>> START

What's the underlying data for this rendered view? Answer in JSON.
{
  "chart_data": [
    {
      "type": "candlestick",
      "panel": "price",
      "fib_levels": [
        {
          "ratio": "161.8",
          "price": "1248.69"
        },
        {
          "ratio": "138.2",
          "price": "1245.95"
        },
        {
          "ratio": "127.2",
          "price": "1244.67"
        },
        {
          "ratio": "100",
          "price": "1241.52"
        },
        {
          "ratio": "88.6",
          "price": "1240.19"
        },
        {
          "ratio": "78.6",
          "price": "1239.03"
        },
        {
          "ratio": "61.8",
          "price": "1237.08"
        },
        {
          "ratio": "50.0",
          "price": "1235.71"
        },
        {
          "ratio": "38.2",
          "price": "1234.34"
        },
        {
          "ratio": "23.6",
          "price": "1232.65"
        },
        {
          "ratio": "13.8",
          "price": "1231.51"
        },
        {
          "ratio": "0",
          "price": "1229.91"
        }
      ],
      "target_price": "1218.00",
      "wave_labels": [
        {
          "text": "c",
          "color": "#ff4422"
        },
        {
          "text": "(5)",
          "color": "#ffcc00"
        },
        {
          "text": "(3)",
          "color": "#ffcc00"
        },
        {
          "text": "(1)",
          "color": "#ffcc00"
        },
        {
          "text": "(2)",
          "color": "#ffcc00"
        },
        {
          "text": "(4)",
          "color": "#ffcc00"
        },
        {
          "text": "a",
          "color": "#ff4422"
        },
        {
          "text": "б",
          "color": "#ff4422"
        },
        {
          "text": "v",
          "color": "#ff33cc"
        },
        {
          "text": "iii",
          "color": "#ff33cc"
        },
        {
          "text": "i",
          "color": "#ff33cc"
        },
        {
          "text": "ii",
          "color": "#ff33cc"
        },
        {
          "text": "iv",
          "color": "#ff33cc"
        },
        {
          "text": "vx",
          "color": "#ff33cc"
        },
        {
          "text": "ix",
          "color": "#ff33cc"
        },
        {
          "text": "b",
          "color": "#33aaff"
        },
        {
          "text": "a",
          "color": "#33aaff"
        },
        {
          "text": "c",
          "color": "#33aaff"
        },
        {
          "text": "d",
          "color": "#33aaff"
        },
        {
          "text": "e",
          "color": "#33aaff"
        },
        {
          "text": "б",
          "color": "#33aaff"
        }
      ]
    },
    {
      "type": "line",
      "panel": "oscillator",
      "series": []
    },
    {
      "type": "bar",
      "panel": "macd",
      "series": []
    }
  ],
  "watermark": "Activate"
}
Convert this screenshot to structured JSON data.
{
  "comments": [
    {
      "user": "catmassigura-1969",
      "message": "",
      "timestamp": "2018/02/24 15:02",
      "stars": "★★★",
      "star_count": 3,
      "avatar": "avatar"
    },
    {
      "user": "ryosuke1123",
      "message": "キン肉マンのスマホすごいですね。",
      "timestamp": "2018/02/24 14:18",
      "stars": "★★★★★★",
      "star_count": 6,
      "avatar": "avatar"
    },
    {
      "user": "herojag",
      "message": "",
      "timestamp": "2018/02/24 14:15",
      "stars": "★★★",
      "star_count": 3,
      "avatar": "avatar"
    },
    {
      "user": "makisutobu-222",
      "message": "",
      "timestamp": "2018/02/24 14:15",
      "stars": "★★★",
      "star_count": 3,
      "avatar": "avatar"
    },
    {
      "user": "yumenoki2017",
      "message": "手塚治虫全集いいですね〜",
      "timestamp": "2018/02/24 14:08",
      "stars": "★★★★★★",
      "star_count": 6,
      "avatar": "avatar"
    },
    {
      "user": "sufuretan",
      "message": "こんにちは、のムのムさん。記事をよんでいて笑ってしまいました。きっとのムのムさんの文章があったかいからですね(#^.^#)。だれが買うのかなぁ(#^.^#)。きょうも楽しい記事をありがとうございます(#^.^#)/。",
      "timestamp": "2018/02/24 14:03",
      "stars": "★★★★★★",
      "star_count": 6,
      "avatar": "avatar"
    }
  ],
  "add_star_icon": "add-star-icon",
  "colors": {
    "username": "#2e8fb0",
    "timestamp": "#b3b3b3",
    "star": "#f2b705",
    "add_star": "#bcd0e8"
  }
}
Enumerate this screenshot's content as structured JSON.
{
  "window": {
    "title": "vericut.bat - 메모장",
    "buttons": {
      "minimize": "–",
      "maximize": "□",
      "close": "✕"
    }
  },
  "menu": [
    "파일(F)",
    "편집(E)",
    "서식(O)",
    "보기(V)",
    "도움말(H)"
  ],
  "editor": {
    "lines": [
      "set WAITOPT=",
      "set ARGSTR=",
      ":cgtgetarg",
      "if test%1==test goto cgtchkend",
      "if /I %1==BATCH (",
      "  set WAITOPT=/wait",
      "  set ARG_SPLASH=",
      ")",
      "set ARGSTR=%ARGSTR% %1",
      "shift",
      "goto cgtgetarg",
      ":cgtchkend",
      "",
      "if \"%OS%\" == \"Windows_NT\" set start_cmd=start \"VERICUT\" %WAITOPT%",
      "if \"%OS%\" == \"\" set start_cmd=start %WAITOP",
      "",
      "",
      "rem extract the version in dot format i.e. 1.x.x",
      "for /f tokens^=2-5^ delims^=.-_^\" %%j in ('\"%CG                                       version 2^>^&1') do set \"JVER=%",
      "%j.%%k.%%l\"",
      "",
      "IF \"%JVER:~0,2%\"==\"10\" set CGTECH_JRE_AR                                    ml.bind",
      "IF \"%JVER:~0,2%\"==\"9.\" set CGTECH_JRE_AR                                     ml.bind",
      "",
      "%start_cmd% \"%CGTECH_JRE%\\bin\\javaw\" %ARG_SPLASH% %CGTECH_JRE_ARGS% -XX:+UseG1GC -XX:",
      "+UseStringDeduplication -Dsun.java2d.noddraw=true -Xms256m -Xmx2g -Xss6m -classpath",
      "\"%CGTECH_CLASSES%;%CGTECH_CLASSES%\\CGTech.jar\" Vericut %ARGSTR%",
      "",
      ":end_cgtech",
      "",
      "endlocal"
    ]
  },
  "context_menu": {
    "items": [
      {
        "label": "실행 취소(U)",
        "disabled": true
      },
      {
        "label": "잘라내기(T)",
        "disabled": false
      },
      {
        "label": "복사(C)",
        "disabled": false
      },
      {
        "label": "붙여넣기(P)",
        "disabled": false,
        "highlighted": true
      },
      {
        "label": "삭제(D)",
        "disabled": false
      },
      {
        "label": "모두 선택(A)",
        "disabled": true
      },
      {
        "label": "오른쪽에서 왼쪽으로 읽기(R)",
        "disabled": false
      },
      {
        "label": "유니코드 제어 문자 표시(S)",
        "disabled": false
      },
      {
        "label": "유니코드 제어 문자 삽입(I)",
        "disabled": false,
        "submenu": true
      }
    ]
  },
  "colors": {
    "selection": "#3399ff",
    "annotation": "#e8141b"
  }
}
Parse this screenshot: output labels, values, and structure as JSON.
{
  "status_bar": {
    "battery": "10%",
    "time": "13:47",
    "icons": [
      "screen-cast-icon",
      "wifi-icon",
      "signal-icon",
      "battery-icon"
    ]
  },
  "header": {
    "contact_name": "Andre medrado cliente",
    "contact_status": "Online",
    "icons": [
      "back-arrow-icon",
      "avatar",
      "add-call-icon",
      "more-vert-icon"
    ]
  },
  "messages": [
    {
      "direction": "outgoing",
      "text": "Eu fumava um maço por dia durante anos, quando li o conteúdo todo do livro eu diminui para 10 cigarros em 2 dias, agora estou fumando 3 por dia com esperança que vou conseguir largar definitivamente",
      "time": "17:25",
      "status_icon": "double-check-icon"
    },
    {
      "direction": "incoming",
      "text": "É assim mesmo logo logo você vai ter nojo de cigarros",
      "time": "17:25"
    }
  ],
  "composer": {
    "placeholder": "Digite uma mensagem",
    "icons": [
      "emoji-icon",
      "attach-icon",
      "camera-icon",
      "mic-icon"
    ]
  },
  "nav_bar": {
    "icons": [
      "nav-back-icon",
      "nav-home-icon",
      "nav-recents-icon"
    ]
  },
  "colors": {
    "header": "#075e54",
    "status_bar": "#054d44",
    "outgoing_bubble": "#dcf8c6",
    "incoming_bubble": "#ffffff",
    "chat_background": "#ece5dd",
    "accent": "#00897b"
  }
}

>> END

§ **Written instruction**: Pull out every line above that holds the word "ARGSTR".

§ **Response**:
      "set ARGSTR=",
      "set ARGSTR=%ARGSTR% %1",
      "\"%CGTECH_CLASSES%;%CGTECH_CLASSES%\\CGTech.jar\" Vericut %ARGSTR%",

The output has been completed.